---------- Dataset entries

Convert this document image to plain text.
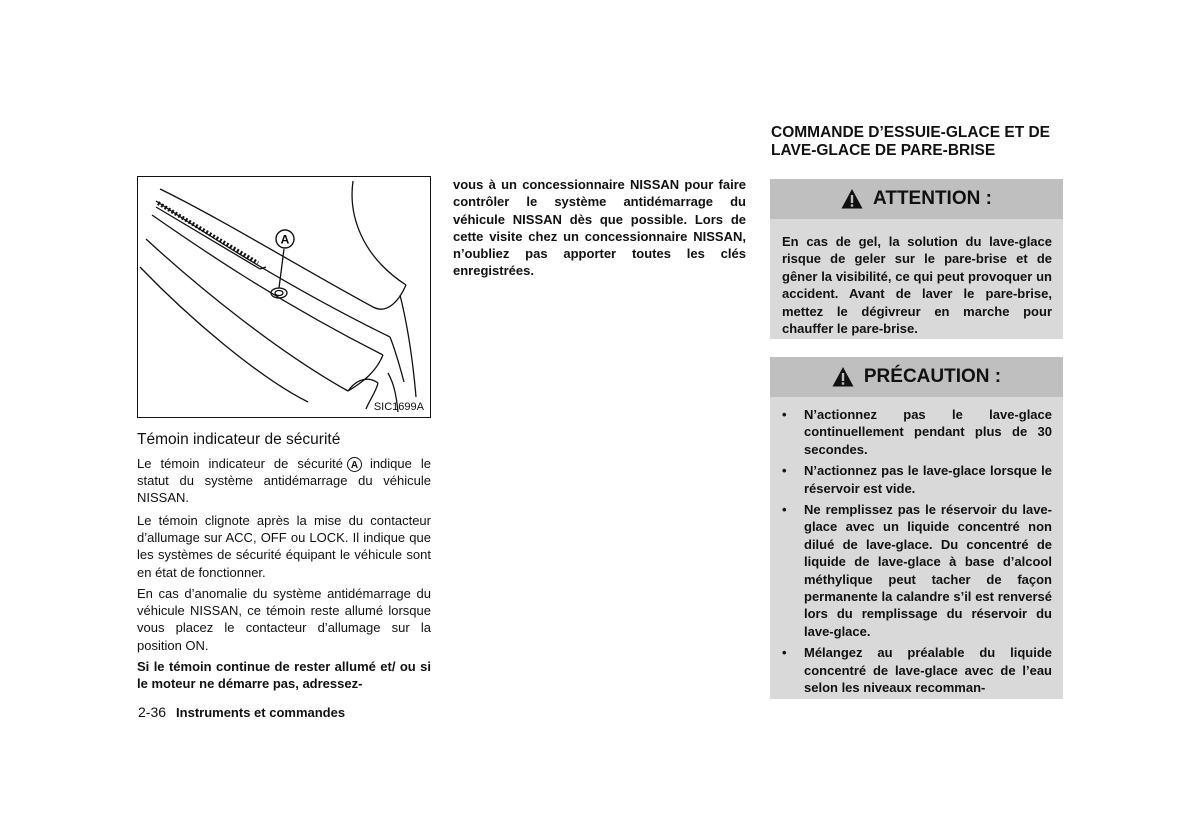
A
SIC1699A
Témoin indicateur de sécurité
Le témoin indicateur de sécurité A indique le statut du système antidémarrage du véhicule NISSAN.
Le témoin clignote après la mise du contacteur d’allumage sur ACC, OFF ou LOCK. Il indique que les systèmes de sécurité équipant le véhicule sont en état de fonctionner.
En cas d’anomalie du système antidémarrage du véhicule NISSAN, ce témoin reste allumé lorsque vous placez le contacteur d’allumage sur la position ON.
Si le témoin continue de rester allumé et/ ou si le moteur ne démarre pas, adressez-
vous à un concessionnaire NISSAN pour faire contrôler le système antidémarrage du véhicule NISSAN dès que possible. Lors de cette visite chez un concessionnaire NISSAN, n’oubliez pas apporter toutes les clés enregistrées.
COMMANDE D’ESSUIE-GLACE ET DE LAVE-GLACE DE PARE-BRISE
ATTENTION :
En cas de gel, la solution du lave-glace risque de geler sur le pare-brise et de gêner la visibilité, ce qui peut provoquer un accident. Avant de laver le pare-brise, mettez le dégivreur en marche pour chauffer le pare-brise.
PRÉCAUTION :
• N’actionnez pas le lave-glace continuellement pendant plus de 30 secondes.
• N’actionnez pas le lave-glace lorsque le réservoir est vide.
• Ne remplissez pas le réservoir du lave-glace avec un liquide concentré non dilué de lave-glace. Du concentré de liquide de lave-glace à base d’alcool méthylique peut tacher de façon permanente la calandre s’il est renversé lors du remplissage du réservoir du lave-glace.
• Mélangez au préalable du liquide concentré de lave-glace avec de l’eau selon les niveaux recomman-
2-36 Instruments et commandes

--------------------

*Stated task:* Track down every line with the word "réservoir" and copy it.

*Result:*
• N’actionnez pas le lave-glace lorsque le réservoir est vide.
• Ne remplissez pas le réservoir du lave-glace avec un liquide concentré non dilué de lave-glace. Du concentré de liquide de lave-glace à base d’alcool méthylique peut tacher de façon permanente la calandre s’il est renversé lors du remplissage du réservoir du lave-glace.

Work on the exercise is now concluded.